++++ EXTRACTED MATERIAL ++++

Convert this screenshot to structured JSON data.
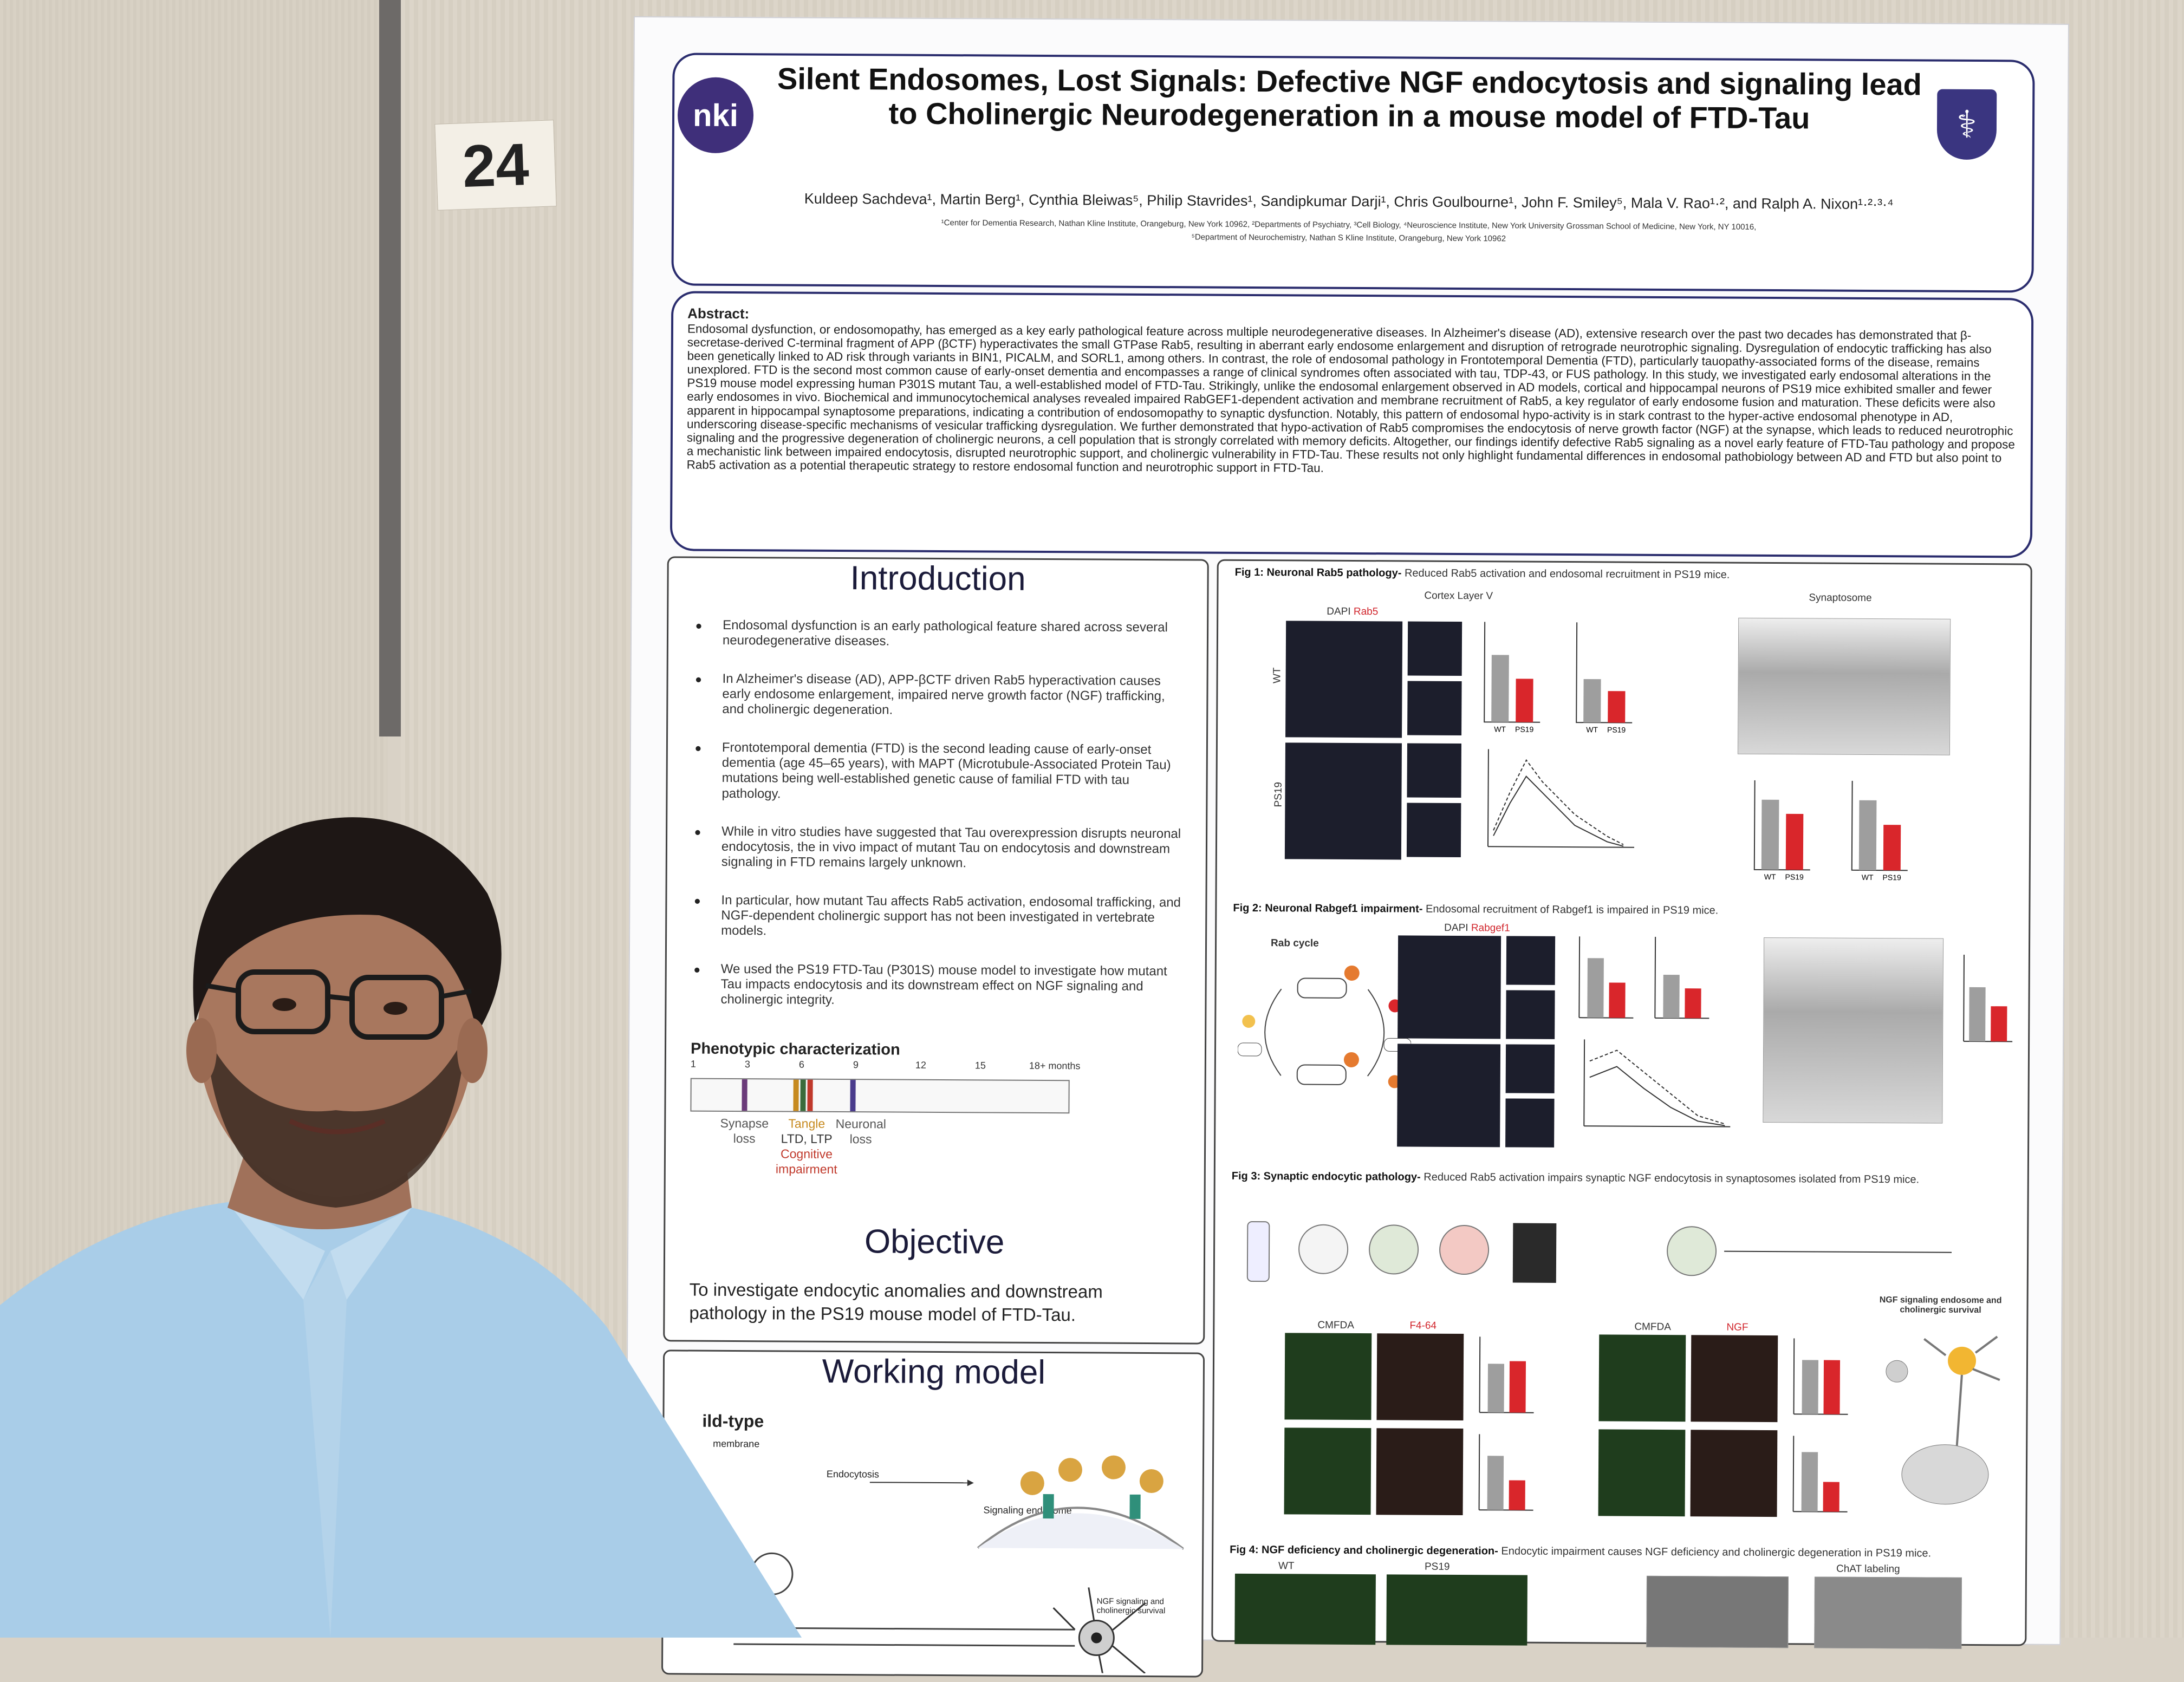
{
  "room_sign": "24",
  "poster": {
    "logo_text": "nki",
    "title": "Silent Endosomes, Lost Signals: Defective NGF endocytosis and signaling lead to Cholinergic Neurodegeneration in a mouse model of FTD-Tau",
    "authors": "Kuldeep Sachdeva¹, Martin Berg¹, Cynthia Bleiwas⁵, Philip Stavrides¹, Sandipkumar Darji¹, Chris Goulbourne¹, John F. Smiley⁵, Mala V. Rao¹·², and Ralph A. Nixon¹·²·³·⁴",
    "affiliations_1": "¹Center for Dementia Research, Nathan Kline Institute, Orangeburg, New York 10962, ²Departments of Psychiatry, ³Cell Biology, ⁴Neuroscience Institute, New York University Grossman School of Medicine, New York, NY 10016,",
    "affiliations_2": "⁵Department of Neurochemistry, Nathan S Kline Institute, Orangeburg, New York 10962",
    "abstract_heading": "Abstract:",
    "abstract": "Endosomal dysfunction, or endosomopathy, has emerged as a key early pathological feature across multiple neurodegenerative diseases. In Alzheimer's disease (AD), extensive research over the past two decades has demonstrated that β-secretase-derived C-terminal fragment of APP (βCTF) hyperactivates the small GTPase Rab5, resulting in aberrant early endosome enlargement and disruption of retrograde neurotrophic signaling. Dysregulation of endocytic trafficking has also been genetically linked to AD risk through variants in BIN1, PICALM, and SORL1, among others. In contrast, the role of endosomal pathology in Frontotemporal Dementia (FTD), particularly tauopathy-associated forms of the disease, remains unexplored. FTD is the second most common cause of early-onset dementia and encompasses a range of clinical syndromes often associated with tau, TDP-43, or FUS pathology. In this study, we investigated early endosomal alterations in the PS19 mouse model expressing human P301S mutant Tau, a well-established model of FTD-Tau. Strikingly, unlike the endosomal enlargement observed in AD models, cortical and hippocampal neurons of PS19 mice exhibited smaller and fewer early endosomes in vivo. Biochemical and immunocytochemical analyses revealed impaired RabGEF1-dependent activation and membrane recruitment of Rab5, a key regulator of early endosome fusion and maturation. These deficits were also apparent in hippocampal synaptosome preparations, indicating a contribution of endosomopathy to synaptic dysfunction. Notably, this pattern of endosomal hypo-activity is in stark contrast to the hyper-active endosomal phenotype in AD, underscoring disease-specific mechanisms of vesicular trafficking dysregulation. We further demonstrated that hypo-activation of Rab5 compromises the endocytosis of nerve growth factor (NGF) at the synapse, which leads to reduced neurotrophic signaling and the progressive degeneration of cholinergic neurons, a cell population that is strongly correlated with memory deficits. Altogether, our findings identify defective Rab5 signaling as a novel early feature of FTD-Tau pathology and propose a mechanistic link between impaired endocytosis, disrupted neurotrophic support, and cholinergic vulnerability in FTD-Tau. These results not only highlight fundamental differences in endosomal pathobiology between AD and FTD but also point to Rab5 activation as a potential therapeutic strategy to restore endosomal function and neurotrophic support in FTD-Tau.",
    "intro_heading": "Introduction",
    "intro_bullets": [
      "Endosomal dysfunction is an early pathological feature shared across several neurodegenerative diseases.",
      "In Alzheimer's disease (AD), APP-βCTF driven Rab5 hyperactivation causes early endosome enlargement, impaired nerve growth factor (NGF) trafficking, and cholinergic degeneration.",
      "Frontotemporal dementia (FTD) is the second leading cause of early-onset dementia (age 45–65 years), with MAPT (Microtubule-Associated Protein Tau) mutations being well-established genetic cause of familial FTD with tau pathology.",
      "While in vitro studies have suggested that Tau overexpression disrupts neuronal endocytosis, the in vivo impact of mutant Tau on endocytosis and downstream signaling in FTD remains largely unknown.",
      "In particular, how mutant Tau affects Rab5 activation, endosomal trafficking, and NGF-dependent cholinergic support has not been investigated in vertebrate models.",
      "We used the PS19 FTD-Tau (P301S) mouse model to investigate how mutant Tau impacts endocytosis and its downstream effect on NGF signaling and cholinergic integrity."
    ],
    "pheno_heading": "Phenotypic characterization",
    "timeline_ticks": [
      "1",
      "3",
      "6",
      "9",
      "12",
      "15",
      "18+ months"
    ],
    "timeline_labels": {
      "synapse": "Synapse loss",
      "tangle": "Tangle",
      "ltd": "LTD, LTP",
      "cognitive": "Cognitive impairment",
      "neuronal": "Neuronal loss"
    },
    "timeline_colors": {
      "synapse": "#6b3b7a",
      "tangle": "#c78a1f",
      "ltd": "#3b6b3b",
      "cognitive": "#c0392b",
      "neuronal": "#4a3c8c"
    },
    "objective_heading": "Objective",
    "objective_text": "To investigate endocytic anomalies and downstream pathology in the PS19 mouse model of FTD-Tau.",
    "model_heading": "Working model",
    "model_labels": {
      "wt": "ild-type",
      "membrane": "membrane",
      "endocytosis": "Endocytosis",
      "signaling": "Signaling endosome",
      "ngf": "NGF signaling and cholinergic survival"
    },
    "figs": {
      "fig1_title": "Fig 1: Neuronal Rab5 pathology-",
      "fig1_caption": "Reduced Rab5 activation and endosomal recruitment in PS19 mice.",
      "fig1_cortex": "Cortex Layer V",
      "fig1_synaptosome": "Synaptosome",
      "fig1_stain": "DAPI",
      "fig1_stain_red": "Rab5",
      "fig2_title": "Fig 2: Neuronal Rabgef1 impairment-",
      "fig2_caption": "Endosomal recruitment of Rabgef1 is impaired in PS19 mice.",
      "fig2_rabcycle": "Rab cycle",
      "fig2_stain": "DAPI",
      "fig2_stain_red": "Rabgef1",
      "fig3_title": "Fig 3: Synaptic endocytic pathology-",
      "fig3_caption": "Reduced Rab5 activation impairs synaptic NGF endocytosis in synaptosomes isolated from PS19 mice.",
      "fig3_cmfda": "CMFDA",
      "fig3_f464": "F4-64",
      "fig3_ngf": "NGF",
      "fig3_side": "NGF signaling endosome and cholinergic survival",
      "fig4_title": "Fig 4: NGF deficiency and cholinergic degeneration-",
      "fig4_caption": "Endocytic impairment causes NGF deficiency and cholinergic degeneration in PS19 mice.",
      "fig4_chat": "ChAT labeling",
      "wt": "WT",
      "ps19": "PS19"
    },
    "bar_colors": {
      "wt": "#9e9e9e",
      "ps19": "#d9262b"
    }
  },
  "chart_data": [
    {
      "type": "bar",
      "categories": [
        "WT",
        "PS19"
      ],
      "values": [
        0.85,
        0.55
      ]
    },
    {
      "type": "bar",
      "categories": [
        "WT",
        "PS19"
      ],
      "values": [
        0.55,
        0.4
      ]
    },
    {
      "type": "bar",
      "categories": [
        "WT",
        "PS19"
      ],
      "values": [
        1.0,
        0.8
      ]
    },
    {
      "type": "bar",
      "categories": [
        "WT",
        "PS19"
      ],
      "values": [
        1.0,
        0.65
      ]
    }
  ]
}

++++

Although the records contain pictures, the copy should hold only their text, reproduced exactly.

Convert this screenshot to structured JSON data.
{
  "room_sign": "24",
  "poster": {
    "logo_text": "nki",
    "title": "Silent Endosomes, Lost Signals: Defective NGF endocytosis and signaling lead to Cholinergic Neurodegeneration in a mouse model of FTD-Tau",
    "authors": "Kuldeep Sachdeva¹, Martin Berg¹, Cynthia Bleiwas⁵, Philip Stavrides¹, Sandipkumar Darji¹, Chris Goulbourne¹, John F. Smiley⁵, Mala V. Rao¹·², and Ralph A. Nixon¹·²·³·⁴",
    "affiliations_1": "¹Center for Dementia Research, Nathan Kline Institute, Orangeburg, New York 10962, ²Departments of Psychiatry, ³Cell Biology, ⁴Neuroscience Institute, New York University Grossman School of Medicine, New York, NY 10016,",
    "affiliations_2": "⁵Department of Neurochemistry, Nathan S Kline Institute, Orangeburg, New York 10962",
    "abstract_heading": "Abstract:",
    "abstract": "Endosomal dysfunction, or endosomopathy, has emerged as a key early pathological feature across multiple neurodegenerative diseases. In Alzheimer's disease (AD), extensive research over the past two decades has demonstrated that β-secretase-derived C-terminal fragment of APP (βCTF) hyperactivates the small GTPase Rab5, resulting in aberrant early endosome enlargement and disruption of retrograde neurotrophic signaling. Dysregulation of endocytic trafficking has also been genetically linked to AD risk through variants in BIN1, PICALM, and SORL1, among others. In contrast, the role of endosomal pathology in Frontotemporal Dementia (FTD), particularly tauopathy-associated forms of the disease, remains unexplored. FTD is the second most common cause of early-onset dementia and encompasses a range of clinical syndromes often associated with tau, TDP-43, or FUS pathology. In this study, we investigated early endosomal alterations in the PS19 mouse model expressing human P301S mutant Tau, a well-established model of FTD-Tau. Strikingly, unlike the endosomal enlargement observed in AD models, cortical and hippocampal neurons of PS19 mice exhibited smaller and fewer early endosomes in vivo. Biochemical and immunocytochemical analyses revealed impaired RabGEF1-dependent activation and membrane recruitment of Rab5, a key regulator of early endosome fusion and maturation. These deficits were also apparent in hippocampal synaptosome preparations, indicating a contribution of endosomopathy to synaptic dysfunction. Notably, this pattern of endosomal hypo-activity is in stark contrast to the hyper-active endosomal phenotype in AD, underscoring disease-specific mechanisms of vesicular trafficking dysregulation. We further demonstrated that hypo-activation of Rab5 compromises the endocytosis of nerve growth factor (NGF) at the synapse, which leads to reduced neurotrophic signaling and the progressive degeneration of cholinergic neurons, a cell population that is strongly correlated with memory deficits. Altogether, our findings identify defective Rab5 signaling as a novel early feature of FTD-Tau pathology and propose a mechanistic link between impaired endocytosis, disrupted neurotrophic support, and cholinergic vulnerability in FTD-Tau. These results not only highlight fundamental differences in endosomal pathobiology between AD and FTD but also point to Rab5 activation as a potential therapeutic strategy to restore endosomal function and neurotrophic support in FTD-Tau.",
    "intro_heading": "Introduction",
    "intro_bullets": [
      "Endosomal dysfunction is an early pathological feature shared across several neurodegenerative diseases.",
      "In Alzheimer's disease (AD), APP-βCTF driven Rab5 hyperactivation causes early endosome enlargement, impaired nerve growth factor (NGF) trafficking, and cholinergic degeneration.",
      "Frontotemporal dementia (FTD) is the second leading cause of early-onset dementia (age 45–65 years), with MAPT (Microtubule-Associated Protein Tau) mutations being well-established genetic cause of familial FTD with tau pathology.",
      "While in vitro studies have suggested that Tau overexpression disrupts neuronal endocytosis, the in vivo impact of mutant Tau on endocytosis and downstream signaling in FTD remains largely unknown.",
      "In particular, how mutant Tau affects Rab5 activation, endosomal trafficking, and NGF-dependent cholinergic support has not been investigated in vertebrate models.",
      "We used the PS19 FTD-Tau (P301S) mouse model to investigate how mutant Tau impacts endocytosis and its downstream effect on NGF signaling and cholinergic integrity."
    ],
    "pheno_heading": "Phenotypic characterization",
    "timeline_ticks": [
      "1",
      "3",
      "6",
      "9",
      "12",
      "15",
      "18+ months"
    ],
    "timeline_labels": {
      "synapse": "Synapse loss",
      "tangle": "Tangle",
      "ltd": "LTD, LTP",
      "cognitive": "Cognitive impairment",
      "neuronal": "Neuronal loss"
    },
    "timeline_colors": {
      "synapse": "#6b3b7a",
      "tangle": "#c78a1f",
      "ltd": "#3b6b3b",
      "cognitive": "#c0392b",
      "neuronal": "#4a3c8c"
    },
    "objective_heading": "Objective",
    "objective_text": "To investigate endocytic anomalies and downstream pathology in the PS19 mouse model of FTD-Tau.",
    "model_heading": "Working model",
    "model_labels": {
      "wt": "ild-type",
      "membrane": "membrane",
      "endocytosis": "Endocytosis",
      "signaling": "Signaling endosome",
      "ngf": "NGF signaling and cholinergic survival"
    },
    "figs": {
      "fig1_title": "Fig 1: Neuronal Rab5 pathology-",
      "fig1_caption": "Reduced Rab5 activation and endosomal recruitment in PS19 mice.",
      "fig1_cortex": "Cortex Layer V",
      "fig1_synaptosome": "Synaptosome",
      "fig1_stain": "DAPI",
      "fig1_stain_red": "Rab5",
      "fig2_title": "Fig 2: Neuronal Rabgef1 impairment-",
      "fig2_caption": "Endosomal recruitment of Rabgef1 is impaired in PS19 mice.",
      "fig2_rabcycle": "Rab cycle",
      "fig2_stain": "DAPI",
      "fig2_stain_red": "Rabgef1",
      "fig3_title": "Fig 3: Synaptic endocytic pathology-",
      "fig3_caption": "Reduced Rab5 activation impairs synaptic NGF endocytosis in synaptosomes isolated from PS19 mice.",
      "fig3_cmfda": "CMFDA",
      "fig3_f464": "F4-64",
      "fig3_ngf": "NGF",
      "fig3_side": "NGF signaling endosome and cholinergic survival",
      "fig4_title": "Fig 4: NGF deficiency and cholinergic degeneration-",
      "fig4_caption": "Endocytic impairment causes NGF deficiency and cholinergic degeneration in PS19 mice.",
      "fig4_chat": "ChAT labeling",
      "wt": "WT",
      "ps19": "PS19"
    },
    "bar_colors": {
      "wt": "#9e9e9e",
      "ps19": "#d9262b"
    }
  },
  "chart_data": [
    {
      "type": "bar",
      "categories": [
        "WT",
        "PS19"
      ],
      "values": [
        0.85,
        0.55
      ]
    },
    {
      "type": "bar",
      "categories": [
        "WT",
        "PS19"
      ],
      "values": [
        0.55,
        0.4
      ]
    },
    {
      "type": "bar",
      "categories": [
        "WT",
        "PS19"
      ],
      "values": [
        1.0,
        0.8
      ]
    },
    {
      "type": "bar",
      "categories": [
        "WT",
        "PS19"
      ],
      "values": [
        1.0,
        0.65
      ]
    }
  ]
}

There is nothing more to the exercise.